**EXERCISE OBJECTIVE**
Take the material below and retype it in full; pictures are left out.

**RECORDS SHOWN**
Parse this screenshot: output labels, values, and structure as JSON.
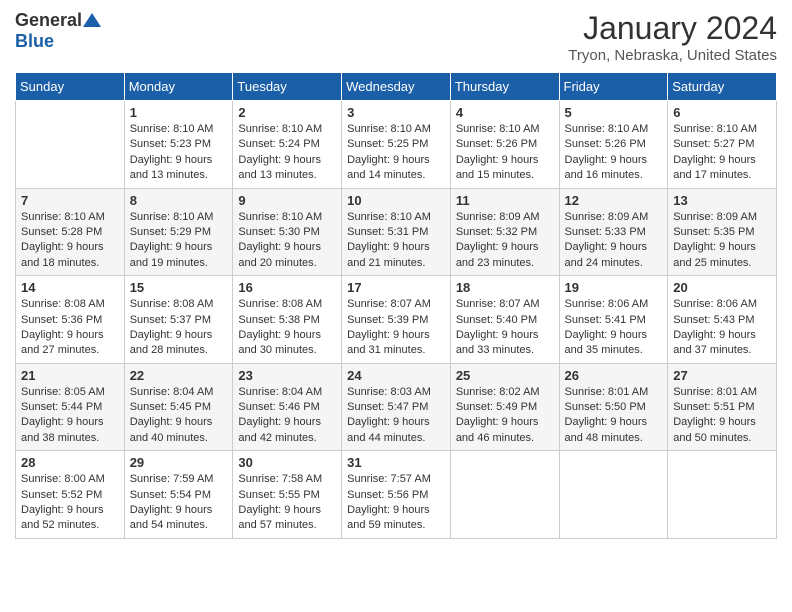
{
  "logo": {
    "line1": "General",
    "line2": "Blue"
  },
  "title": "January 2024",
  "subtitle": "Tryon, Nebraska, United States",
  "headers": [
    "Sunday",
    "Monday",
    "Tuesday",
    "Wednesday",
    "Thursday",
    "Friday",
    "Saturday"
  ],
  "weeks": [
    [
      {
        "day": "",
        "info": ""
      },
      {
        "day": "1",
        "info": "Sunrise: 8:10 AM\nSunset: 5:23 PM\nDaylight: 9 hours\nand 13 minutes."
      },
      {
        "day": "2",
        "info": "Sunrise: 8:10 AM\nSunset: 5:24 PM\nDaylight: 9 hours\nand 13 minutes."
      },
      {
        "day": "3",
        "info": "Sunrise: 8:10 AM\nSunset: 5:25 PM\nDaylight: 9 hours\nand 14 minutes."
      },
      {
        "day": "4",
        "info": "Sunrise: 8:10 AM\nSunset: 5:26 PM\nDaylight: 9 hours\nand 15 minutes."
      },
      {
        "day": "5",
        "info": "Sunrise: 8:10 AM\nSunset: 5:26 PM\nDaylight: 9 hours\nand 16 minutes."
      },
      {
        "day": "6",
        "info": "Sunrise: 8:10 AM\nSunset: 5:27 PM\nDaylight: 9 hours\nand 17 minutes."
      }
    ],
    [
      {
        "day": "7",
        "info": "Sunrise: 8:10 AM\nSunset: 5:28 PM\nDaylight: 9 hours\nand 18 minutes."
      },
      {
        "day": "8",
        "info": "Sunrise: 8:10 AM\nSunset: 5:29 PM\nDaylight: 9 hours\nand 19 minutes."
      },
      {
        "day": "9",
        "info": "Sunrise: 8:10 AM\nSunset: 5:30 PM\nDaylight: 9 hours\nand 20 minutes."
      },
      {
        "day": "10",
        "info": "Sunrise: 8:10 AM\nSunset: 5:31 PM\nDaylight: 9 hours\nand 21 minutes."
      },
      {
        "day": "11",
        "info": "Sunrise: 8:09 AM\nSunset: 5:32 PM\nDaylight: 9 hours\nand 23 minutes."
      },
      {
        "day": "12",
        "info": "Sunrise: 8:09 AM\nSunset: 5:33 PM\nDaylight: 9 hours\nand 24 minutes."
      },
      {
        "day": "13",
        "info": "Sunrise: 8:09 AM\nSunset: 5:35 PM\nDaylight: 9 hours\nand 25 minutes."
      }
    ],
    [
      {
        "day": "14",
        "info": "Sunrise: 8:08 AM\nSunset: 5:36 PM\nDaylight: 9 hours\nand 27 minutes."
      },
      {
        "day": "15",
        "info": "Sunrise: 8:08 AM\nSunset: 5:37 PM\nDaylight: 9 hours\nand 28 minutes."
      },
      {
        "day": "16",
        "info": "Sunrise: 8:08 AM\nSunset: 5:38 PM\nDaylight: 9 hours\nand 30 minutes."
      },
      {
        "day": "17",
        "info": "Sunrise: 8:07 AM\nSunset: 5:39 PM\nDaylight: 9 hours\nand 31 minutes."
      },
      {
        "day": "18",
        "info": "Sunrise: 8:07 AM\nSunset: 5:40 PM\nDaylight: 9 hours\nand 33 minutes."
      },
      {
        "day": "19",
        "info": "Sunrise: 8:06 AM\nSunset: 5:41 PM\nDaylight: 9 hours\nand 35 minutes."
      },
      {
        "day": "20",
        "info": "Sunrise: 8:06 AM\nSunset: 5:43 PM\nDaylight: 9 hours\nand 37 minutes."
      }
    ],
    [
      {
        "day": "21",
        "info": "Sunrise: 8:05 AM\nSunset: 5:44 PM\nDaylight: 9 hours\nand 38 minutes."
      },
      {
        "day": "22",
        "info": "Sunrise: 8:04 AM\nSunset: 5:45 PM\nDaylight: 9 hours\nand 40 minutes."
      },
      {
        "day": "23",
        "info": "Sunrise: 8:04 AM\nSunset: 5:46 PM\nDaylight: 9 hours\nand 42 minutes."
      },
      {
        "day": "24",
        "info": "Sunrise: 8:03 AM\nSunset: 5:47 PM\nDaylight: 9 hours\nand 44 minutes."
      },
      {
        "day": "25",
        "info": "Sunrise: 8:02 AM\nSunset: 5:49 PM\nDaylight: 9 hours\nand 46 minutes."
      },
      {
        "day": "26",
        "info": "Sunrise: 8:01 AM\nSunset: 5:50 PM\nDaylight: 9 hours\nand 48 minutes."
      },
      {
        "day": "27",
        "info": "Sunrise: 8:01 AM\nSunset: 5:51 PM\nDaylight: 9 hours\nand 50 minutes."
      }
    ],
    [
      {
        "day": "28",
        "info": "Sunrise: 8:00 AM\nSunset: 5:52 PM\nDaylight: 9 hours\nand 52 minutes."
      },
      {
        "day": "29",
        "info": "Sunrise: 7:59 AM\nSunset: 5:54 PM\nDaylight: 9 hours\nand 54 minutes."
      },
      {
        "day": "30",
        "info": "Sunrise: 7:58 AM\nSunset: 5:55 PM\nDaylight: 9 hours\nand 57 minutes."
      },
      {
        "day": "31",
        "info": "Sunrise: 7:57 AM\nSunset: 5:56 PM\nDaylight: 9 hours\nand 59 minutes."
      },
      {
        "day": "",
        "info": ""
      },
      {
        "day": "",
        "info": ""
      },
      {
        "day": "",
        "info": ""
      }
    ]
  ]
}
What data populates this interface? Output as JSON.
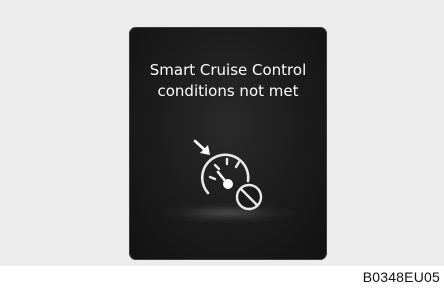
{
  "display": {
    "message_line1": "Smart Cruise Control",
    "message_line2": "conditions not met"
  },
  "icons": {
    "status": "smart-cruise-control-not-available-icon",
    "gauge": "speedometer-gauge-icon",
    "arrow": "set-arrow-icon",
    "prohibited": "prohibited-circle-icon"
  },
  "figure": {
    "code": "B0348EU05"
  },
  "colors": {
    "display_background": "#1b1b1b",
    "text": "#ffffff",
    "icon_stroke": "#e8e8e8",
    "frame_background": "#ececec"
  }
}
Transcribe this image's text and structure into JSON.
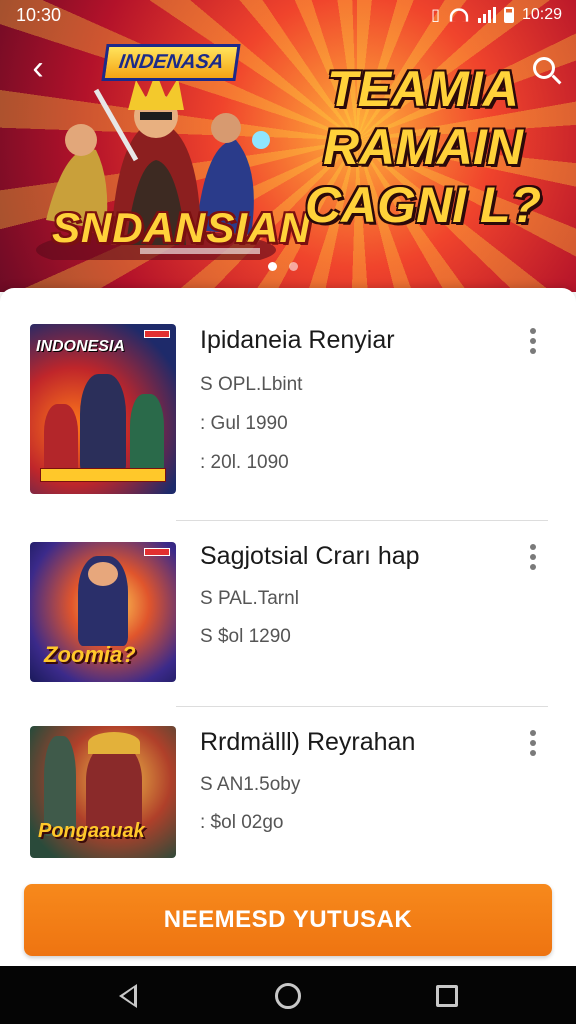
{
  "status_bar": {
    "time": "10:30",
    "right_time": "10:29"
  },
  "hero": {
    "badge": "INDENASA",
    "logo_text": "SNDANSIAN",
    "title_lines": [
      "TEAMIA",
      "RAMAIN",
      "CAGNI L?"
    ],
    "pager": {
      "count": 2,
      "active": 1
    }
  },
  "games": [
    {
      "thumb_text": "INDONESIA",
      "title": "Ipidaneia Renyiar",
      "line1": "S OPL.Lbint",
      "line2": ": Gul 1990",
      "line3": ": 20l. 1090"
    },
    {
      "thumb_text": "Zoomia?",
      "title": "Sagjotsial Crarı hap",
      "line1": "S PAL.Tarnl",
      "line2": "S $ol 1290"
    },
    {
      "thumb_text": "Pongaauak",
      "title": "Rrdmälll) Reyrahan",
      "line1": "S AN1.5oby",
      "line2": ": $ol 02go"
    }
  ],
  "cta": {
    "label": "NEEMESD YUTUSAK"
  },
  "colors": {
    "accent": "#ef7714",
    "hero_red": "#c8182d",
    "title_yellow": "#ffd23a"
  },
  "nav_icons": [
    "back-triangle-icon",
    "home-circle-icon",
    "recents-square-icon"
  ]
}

**TASK OUTPUT**
Parse this screenshot: output labels, values, and structure as JSON.
{
  "logo": {
    "line1": "General",
    "line2": "Blue"
  },
  "title": "January 2024",
  "subtitle": "Tryon, Nebraska, United States",
  "headers": [
    "Sunday",
    "Monday",
    "Tuesday",
    "Wednesday",
    "Thursday",
    "Friday",
    "Saturday"
  ],
  "weeks": [
    [
      {
        "day": "",
        "info": ""
      },
      {
        "day": "1",
        "info": "Sunrise: 8:10 AM\nSunset: 5:23 PM\nDaylight: 9 hours\nand 13 minutes."
      },
      {
        "day": "2",
        "info": "Sunrise: 8:10 AM\nSunset: 5:24 PM\nDaylight: 9 hours\nand 13 minutes."
      },
      {
        "day": "3",
        "info": "Sunrise: 8:10 AM\nSunset: 5:25 PM\nDaylight: 9 hours\nand 14 minutes."
      },
      {
        "day": "4",
        "info": "Sunrise: 8:10 AM\nSunset: 5:26 PM\nDaylight: 9 hours\nand 15 minutes."
      },
      {
        "day": "5",
        "info": "Sunrise: 8:10 AM\nSunset: 5:26 PM\nDaylight: 9 hours\nand 16 minutes."
      },
      {
        "day": "6",
        "info": "Sunrise: 8:10 AM\nSunset: 5:27 PM\nDaylight: 9 hours\nand 17 minutes."
      }
    ],
    [
      {
        "day": "7",
        "info": "Sunrise: 8:10 AM\nSunset: 5:28 PM\nDaylight: 9 hours\nand 18 minutes."
      },
      {
        "day": "8",
        "info": "Sunrise: 8:10 AM\nSunset: 5:29 PM\nDaylight: 9 hours\nand 19 minutes."
      },
      {
        "day": "9",
        "info": "Sunrise: 8:10 AM\nSunset: 5:30 PM\nDaylight: 9 hours\nand 20 minutes."
      },
      {
        "day": "10",
        "info": "Sunrise: 8:10 AM\nSunset: 5:31 PM\nDaylight: 9 hours\nand 21 minutes."
      },
      {
        "day": "11",
        "info": "Sunrise: 8:09 AM\nSunset: 5:32 PM\nDaylight: 9 hours\nand 23 minutes."
      },
      {
        "day": "12",
        "info": "Sunrise: 8:09 AM\nSunset: 5:33 PM\nDaylight: 9 hours\nand 24 minutes."
      },
      {
        "day": "13",
        "info": "Sunrise: 8:09 AM\nSunset: 5:35 PM\nDaylight: 9 hours\nand 25 minutes."
      }
    ],
    [
      {
        "day": "14",
        "info": "Sunrise: 8:08 AM\nSunset: 5:36 PM\nDaylight: 9 hours\nand 27 minutes."
      },
      {
        "day": "15",
        "info": "Sunrise: 8:08 AM\nSunset: 5:37 PM\nDaylight: 9 hours\nand 28 minutes."
      },
      {
        "day": "16",
        "info": "Sunrise: 8:08 AM\nSunset: 5:38 PM\nDaylight: 9 hours\nand 30 minutes."
      },
      {
        "day": "17",
        "info": "Sunrise: 8:07 AM\nSunset: 5:39 PM\nDaylight: 9 hours\nand 31 minutes."
      },
      {
        "day": "18",
        "info": "Sunrise: 8:07 AM\nSunset: 5:40 PM\nDaylight: 9 hours\nand 33 minutes."
      },
      {
        "day": "19",
        "info": "Sunrise: 8:06 AM\nSunset: 5:41 PM\nDaylight: 9 hours\nand 35 minutes."
      },
      {
        "day": "20",
        "info": "Sunrise: 8:06 AM\nSunset: 5:43 PM\nDaylight: 9 hours\nand 37 minutes."
      }
    ],
    [
      {
        "day": "21",
        "info": "Sunrise: 8:05 AM\nSunset: 5:44 PM\nDaylight: 9 hours\nand 38 minutes."
      },
      {
        "day": "22",
        "info": "Sunrise: 8:04 AM\nSunset: 5:45 PM\nDaylight: 9 hours\nand 40 minutes."
      },
      {
        "day": "23",
        "info": "Sunrise: 8:04 AM\nSunset: 5:46 PM\nDaylight: 9 hours\nand 42 minutes."
      },
      {
        "day": "24",
        "info": "Sunrise: 8:03 AM\nSunset: 5:47 PM\nDaylight: 9 hours\nand 44 minutes."
      },
      {
        "day": "25",
        "info": "Sunrise: 8:02 AM\nSunset: 5:49 PM\nDaylight: 9 hours\nand 46 minutes."
      },
      {
        "day": "26",
        "info": "Sunrise: 8:01 AM\nSunset: 5:50 PM\nDaylight: 9 hours\nand 48 minutes."
      },
      {
        "day": "27",
        "info": "Sunrise: 8:01 AM\nSunset: 5:51 PM\nDaylight: 9 hours\nand 50 minutes."
      }
    ],
    [
      {
        "day": "28",
        "info": "Sunrise: 8:00 AM\nSunset: 5:52 PM\nDaylight: 9 hours\nand 52 minutes."
      },
      {
        "day": "29",
        "info": "Sunrise: 7:59 AM\nSunset: 5:54 PM\nDaylight: 9 hours\nand 54 minutes."
      },
      {
        "day": "30",
        "info": "Sunrise: 7:58 AM\nSunset: 5:55 PM\nDaylight: 9 hours\nand 57 minutes."
      },
      {
        "day": "31",
        "info": "Sunrise: 7:57 AM\nSunset: 5:56 PM\nDaylight: 9 hours\nand 59 minutes."
      },
      {
        "day": "",
        "info": ""
      },
      {
        "day": "",
        "info": ""
      },
      {
        "day": "",
        "info": ""
      }
    ]
  ]
}
What data populates this interface? Output as JSON.
{
  "display": {
    "message_line1": "Smart Cruise Control",
    "message_line2": "conditions not met"
  },
  "icons": {
    "status": "smart-cruise-control-not-available-icon",
    "gauge": "speedometer-gauge-icon",
    "arrow": "set-arrow-icon",
    "prohibited": "prohibited-circle-icon"
  },
  "figure": {
    "code": "B0348EU05"
  },
  "colors": {
    "display_background": "#1b1b1b",
    "text": "#ffffff",
    "icon_stroke": "#e8e8e8",
    "frame_background": "#ececec"
  }
}
Transcribe this image's text and structure into JSON.
{
  "status_bar": {
    "time": "10:30",
    "right_time": "10:29"
  },
  "hero": {
    "badge": "INDENASA",
    "logo_text": "SNDANSIAN",
    "title_lines": [
      "TEAMIA",
      "RAMAIN",
      "CAGNI L?"
    ],
    "pager": {
      "count": 2,
      "active": 1
    }
  },
  "games": [
    {
      "thumb_text": "INDONESIA",
      "title": "Ipidaneia Renyiar",
      "line1": "S OPL.Lbint",
      "line2": ": Gul 1990",
      "line3": ": 20l. 1090"
    },
    {
      "thumb_text": "Zoomia?",
      "title": "Sagjotsial Crarı hap",
      "line1": "S PAL.Tarnl",
      "line2": "S $ol 1290"
    },
    {
      "thumb_text": "Pongaauak",
      "title": "Rrdmälll) Reyrahan",
      "line1": "S AN1.5oby",
      "line2": ": $ol 02go"
    }
  ],
  "cta": {
    "label": "NEEMESD YUTUSAK"
  },
  "colors": {
    "accent": "#ef7714",
    "hero_red": "#c8182d",
    "title_yellow": "#ffd23a"
  },
  "nav_icons": [
    "back-triangle-icon",
    "home-circle-icon",
    "recents-square-icon"
  ]
}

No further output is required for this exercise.